▶ [What to do]:
Pull out all lines from the listing below in which the word "işletme" appears.

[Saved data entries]

============================================================

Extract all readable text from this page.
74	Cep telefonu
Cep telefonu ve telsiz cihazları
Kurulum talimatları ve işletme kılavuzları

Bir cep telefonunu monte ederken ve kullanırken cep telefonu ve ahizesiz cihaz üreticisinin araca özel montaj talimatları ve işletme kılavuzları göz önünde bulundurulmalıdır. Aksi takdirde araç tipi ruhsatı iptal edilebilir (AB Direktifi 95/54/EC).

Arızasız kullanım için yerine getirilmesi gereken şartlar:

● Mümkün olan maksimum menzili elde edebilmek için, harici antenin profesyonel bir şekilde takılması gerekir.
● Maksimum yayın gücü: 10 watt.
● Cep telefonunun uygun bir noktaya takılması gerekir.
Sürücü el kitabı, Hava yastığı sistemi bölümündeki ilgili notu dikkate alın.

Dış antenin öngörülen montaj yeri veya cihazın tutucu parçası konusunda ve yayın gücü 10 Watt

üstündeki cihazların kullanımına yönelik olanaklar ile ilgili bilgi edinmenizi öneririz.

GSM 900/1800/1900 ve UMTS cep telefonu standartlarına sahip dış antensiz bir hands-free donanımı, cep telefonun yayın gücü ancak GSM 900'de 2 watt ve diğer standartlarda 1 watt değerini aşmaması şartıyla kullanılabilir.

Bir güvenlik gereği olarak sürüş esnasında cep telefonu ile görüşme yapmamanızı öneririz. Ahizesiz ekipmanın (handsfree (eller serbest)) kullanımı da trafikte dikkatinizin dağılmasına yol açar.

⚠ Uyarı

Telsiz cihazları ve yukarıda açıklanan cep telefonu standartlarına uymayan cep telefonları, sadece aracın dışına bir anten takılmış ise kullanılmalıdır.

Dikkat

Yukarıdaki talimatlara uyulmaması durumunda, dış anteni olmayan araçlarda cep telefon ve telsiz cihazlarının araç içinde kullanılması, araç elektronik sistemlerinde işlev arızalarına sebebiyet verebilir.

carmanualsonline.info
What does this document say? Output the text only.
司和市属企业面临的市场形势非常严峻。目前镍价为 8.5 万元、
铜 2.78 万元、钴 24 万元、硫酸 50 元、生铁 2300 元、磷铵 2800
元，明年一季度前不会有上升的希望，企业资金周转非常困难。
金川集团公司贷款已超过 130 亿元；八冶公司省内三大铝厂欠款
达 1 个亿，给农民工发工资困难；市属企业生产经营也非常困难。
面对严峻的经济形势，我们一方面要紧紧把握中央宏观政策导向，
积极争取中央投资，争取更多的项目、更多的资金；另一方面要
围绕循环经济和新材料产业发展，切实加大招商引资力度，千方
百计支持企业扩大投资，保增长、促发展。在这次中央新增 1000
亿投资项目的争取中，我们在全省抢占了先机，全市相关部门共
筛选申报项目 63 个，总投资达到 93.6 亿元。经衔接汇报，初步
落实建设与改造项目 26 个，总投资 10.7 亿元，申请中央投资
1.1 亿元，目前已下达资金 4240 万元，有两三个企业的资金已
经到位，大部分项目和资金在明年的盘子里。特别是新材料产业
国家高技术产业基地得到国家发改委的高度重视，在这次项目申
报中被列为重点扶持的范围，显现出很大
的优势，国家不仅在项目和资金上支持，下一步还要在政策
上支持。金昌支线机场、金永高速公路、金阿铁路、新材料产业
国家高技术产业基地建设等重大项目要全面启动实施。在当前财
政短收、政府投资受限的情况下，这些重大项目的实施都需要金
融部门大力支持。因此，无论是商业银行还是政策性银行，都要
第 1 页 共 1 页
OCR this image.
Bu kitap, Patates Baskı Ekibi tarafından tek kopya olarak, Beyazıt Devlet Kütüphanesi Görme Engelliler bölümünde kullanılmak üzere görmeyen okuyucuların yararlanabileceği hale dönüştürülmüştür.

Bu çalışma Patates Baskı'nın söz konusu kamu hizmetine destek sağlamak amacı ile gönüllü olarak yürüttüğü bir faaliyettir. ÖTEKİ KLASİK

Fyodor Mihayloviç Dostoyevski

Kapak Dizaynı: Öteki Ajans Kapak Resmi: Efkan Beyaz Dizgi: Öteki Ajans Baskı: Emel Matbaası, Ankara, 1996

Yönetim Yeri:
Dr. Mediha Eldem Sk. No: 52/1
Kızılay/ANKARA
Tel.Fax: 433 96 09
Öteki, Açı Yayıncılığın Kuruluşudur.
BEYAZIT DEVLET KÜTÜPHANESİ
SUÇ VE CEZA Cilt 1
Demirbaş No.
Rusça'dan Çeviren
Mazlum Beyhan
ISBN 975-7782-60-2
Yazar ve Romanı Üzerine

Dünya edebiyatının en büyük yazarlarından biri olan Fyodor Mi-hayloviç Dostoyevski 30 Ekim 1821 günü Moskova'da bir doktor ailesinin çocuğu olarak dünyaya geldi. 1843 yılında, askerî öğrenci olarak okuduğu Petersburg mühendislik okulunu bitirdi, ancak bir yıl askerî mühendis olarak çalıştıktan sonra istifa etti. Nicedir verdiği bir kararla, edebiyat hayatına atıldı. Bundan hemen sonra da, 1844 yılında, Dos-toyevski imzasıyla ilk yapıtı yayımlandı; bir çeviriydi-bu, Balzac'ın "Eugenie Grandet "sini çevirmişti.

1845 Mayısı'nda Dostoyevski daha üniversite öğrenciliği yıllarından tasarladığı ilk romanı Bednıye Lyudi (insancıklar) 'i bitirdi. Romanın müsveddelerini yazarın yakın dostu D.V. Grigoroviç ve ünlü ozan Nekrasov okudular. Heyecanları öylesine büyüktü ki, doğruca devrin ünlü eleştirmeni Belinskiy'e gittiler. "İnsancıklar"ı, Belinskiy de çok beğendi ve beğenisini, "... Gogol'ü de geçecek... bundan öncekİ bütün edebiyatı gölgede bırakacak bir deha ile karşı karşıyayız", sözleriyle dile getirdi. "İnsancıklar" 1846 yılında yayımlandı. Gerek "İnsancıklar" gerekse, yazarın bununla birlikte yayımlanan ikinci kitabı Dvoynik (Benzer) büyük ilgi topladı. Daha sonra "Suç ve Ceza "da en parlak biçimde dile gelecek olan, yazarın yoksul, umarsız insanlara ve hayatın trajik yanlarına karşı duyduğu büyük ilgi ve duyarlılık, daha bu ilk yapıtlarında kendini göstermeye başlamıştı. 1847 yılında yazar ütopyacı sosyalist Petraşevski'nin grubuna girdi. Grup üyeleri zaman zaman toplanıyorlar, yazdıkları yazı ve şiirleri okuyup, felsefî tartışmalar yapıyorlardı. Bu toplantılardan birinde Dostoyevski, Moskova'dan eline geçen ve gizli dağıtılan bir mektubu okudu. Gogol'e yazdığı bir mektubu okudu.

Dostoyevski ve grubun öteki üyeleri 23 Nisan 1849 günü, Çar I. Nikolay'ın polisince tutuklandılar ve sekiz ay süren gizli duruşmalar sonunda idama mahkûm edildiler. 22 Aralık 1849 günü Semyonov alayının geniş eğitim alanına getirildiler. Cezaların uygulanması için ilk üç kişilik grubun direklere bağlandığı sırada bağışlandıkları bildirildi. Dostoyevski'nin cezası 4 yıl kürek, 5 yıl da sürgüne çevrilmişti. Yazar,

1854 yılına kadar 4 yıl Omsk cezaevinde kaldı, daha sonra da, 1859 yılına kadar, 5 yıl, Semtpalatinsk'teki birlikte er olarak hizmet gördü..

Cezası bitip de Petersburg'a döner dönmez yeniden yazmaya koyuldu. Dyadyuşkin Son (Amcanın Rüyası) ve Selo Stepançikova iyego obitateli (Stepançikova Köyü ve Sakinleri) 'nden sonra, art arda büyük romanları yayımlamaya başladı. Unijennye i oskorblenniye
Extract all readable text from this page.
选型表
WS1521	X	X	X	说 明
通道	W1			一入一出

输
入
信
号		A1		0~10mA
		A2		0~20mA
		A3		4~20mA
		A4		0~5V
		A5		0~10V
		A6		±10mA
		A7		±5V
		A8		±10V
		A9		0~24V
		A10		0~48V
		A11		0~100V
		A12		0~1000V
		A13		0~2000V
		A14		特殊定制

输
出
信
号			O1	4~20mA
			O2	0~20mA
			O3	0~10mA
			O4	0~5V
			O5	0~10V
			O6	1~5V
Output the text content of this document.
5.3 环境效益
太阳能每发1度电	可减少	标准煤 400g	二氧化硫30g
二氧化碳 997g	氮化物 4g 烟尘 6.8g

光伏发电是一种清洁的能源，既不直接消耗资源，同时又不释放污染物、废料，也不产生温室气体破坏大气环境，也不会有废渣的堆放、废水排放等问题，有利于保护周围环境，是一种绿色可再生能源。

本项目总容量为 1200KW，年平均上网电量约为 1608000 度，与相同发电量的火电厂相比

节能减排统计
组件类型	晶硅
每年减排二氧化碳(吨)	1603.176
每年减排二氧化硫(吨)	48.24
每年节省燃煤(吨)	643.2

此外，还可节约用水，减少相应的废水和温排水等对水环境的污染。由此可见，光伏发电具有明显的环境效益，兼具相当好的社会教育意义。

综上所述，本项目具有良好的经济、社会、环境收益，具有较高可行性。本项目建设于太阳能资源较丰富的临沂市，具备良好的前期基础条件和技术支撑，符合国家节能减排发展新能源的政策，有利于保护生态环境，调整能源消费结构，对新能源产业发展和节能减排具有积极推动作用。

============================================================

▶ [In response]:
Kurulum talimatları ve işletme kılavuzları
Bir cep telefonunu monte ederken ve kullanırken cep telefonu ve ahizesiz cihaz üreticisinin araca özel montaj talimatları ve işletme kılavuzları göz önünde bulundurulmalıdır. Aksi takdirde araç tipi ruhsatı iptal edilebilir (AB Direktifi 95/54/EC).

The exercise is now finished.